Return each line that holds the word "bring".
____________
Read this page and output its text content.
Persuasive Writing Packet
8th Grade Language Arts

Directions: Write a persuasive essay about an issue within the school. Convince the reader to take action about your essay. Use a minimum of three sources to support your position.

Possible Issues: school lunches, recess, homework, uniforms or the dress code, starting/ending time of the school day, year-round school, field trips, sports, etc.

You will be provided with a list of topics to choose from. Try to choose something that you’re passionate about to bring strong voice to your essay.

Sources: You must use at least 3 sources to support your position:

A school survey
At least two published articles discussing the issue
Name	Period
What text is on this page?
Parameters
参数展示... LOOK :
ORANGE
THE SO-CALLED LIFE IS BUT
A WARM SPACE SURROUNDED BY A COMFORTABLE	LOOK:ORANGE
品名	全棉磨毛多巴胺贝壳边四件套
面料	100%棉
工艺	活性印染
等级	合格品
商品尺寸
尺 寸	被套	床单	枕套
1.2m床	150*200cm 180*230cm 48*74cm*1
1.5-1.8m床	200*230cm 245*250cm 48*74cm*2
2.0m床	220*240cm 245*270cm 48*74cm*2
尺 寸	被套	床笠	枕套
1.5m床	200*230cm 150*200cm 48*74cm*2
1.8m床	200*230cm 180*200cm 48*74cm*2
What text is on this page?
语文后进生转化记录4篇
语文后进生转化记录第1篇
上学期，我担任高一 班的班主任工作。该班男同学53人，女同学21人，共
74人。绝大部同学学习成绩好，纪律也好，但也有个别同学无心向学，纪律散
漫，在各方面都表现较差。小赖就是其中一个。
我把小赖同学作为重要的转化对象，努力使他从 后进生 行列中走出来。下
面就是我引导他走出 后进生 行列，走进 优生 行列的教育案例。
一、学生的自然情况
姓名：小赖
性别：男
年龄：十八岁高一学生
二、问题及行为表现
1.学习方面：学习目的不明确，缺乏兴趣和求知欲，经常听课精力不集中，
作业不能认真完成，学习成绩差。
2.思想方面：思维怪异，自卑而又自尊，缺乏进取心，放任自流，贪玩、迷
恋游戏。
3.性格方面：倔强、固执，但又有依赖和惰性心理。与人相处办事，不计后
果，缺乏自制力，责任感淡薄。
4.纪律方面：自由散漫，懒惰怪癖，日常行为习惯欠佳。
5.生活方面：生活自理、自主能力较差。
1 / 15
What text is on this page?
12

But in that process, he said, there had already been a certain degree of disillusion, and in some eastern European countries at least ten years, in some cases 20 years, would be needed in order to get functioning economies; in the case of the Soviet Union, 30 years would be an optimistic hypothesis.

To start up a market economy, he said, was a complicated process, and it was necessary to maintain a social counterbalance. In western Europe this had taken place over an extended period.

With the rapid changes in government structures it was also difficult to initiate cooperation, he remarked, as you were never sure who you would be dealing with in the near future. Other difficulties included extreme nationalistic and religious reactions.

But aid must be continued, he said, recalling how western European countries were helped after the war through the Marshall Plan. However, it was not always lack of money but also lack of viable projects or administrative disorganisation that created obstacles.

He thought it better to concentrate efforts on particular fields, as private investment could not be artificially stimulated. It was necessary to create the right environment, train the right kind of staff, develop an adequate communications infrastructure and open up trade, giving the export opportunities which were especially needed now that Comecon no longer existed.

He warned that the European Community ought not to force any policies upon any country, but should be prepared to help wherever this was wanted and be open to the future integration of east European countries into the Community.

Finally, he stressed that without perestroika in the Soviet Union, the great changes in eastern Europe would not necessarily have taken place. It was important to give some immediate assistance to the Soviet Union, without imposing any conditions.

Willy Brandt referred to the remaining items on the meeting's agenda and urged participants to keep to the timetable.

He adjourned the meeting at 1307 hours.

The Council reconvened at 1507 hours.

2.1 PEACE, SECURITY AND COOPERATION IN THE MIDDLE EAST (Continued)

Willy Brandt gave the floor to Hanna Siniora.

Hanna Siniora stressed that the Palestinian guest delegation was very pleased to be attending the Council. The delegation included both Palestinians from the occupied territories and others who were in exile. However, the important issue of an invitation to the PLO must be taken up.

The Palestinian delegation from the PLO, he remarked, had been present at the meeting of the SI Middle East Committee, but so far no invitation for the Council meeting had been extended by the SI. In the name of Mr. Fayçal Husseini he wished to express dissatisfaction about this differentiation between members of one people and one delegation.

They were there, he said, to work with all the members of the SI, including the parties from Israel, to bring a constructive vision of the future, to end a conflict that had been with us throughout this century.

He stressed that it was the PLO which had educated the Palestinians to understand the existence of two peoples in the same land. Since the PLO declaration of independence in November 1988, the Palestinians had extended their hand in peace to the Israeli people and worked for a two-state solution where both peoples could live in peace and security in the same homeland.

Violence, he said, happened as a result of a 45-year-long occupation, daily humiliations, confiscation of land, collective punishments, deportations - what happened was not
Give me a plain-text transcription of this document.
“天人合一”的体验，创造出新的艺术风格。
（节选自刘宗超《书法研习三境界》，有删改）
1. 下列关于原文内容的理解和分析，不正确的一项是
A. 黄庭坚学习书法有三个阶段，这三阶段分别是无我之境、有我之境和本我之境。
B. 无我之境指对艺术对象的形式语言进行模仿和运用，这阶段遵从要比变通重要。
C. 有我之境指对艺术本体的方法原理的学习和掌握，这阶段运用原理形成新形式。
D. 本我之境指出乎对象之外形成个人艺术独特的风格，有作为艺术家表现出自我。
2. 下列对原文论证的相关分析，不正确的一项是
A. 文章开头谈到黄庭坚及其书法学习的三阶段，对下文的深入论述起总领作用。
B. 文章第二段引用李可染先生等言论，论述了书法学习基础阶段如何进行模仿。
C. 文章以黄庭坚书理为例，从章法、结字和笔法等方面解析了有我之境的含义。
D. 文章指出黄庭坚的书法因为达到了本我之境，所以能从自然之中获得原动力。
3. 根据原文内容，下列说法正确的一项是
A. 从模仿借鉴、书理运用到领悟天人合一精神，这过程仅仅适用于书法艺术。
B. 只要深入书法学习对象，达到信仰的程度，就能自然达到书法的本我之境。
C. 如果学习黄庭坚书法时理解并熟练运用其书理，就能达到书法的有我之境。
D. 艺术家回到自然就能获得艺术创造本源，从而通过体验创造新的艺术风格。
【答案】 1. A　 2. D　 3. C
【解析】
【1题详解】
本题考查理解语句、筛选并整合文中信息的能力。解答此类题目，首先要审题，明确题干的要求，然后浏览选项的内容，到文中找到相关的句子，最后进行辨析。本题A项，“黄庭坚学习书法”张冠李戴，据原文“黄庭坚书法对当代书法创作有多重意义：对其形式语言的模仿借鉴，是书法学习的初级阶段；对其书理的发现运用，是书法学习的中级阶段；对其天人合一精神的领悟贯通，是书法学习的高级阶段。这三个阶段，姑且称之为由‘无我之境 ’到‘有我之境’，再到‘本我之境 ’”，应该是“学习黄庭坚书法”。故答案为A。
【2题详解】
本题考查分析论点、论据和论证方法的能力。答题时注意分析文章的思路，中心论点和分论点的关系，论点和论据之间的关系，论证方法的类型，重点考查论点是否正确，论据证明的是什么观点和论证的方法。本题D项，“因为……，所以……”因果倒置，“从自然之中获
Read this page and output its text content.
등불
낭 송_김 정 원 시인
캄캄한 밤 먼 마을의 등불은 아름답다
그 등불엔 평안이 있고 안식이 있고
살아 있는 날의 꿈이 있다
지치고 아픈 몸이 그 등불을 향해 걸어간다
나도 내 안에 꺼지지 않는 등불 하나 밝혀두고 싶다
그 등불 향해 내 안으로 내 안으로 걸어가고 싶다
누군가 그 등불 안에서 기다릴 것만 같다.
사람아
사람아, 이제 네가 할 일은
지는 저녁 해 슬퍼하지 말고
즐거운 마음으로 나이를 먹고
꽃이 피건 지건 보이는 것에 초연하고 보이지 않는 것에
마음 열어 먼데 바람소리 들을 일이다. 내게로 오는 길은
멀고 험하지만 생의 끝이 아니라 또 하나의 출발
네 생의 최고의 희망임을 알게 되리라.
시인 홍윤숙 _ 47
____________
**Response:**
You will be provided with a list of topics to choose from. Try to choose something that you’re passionate about to bring strong voice to your essay.
They were there, he said, to work with all the members of the SI, including the parties from Israel, to bring a constructive vision of the future, to end a conflict that had been with us throughout this century.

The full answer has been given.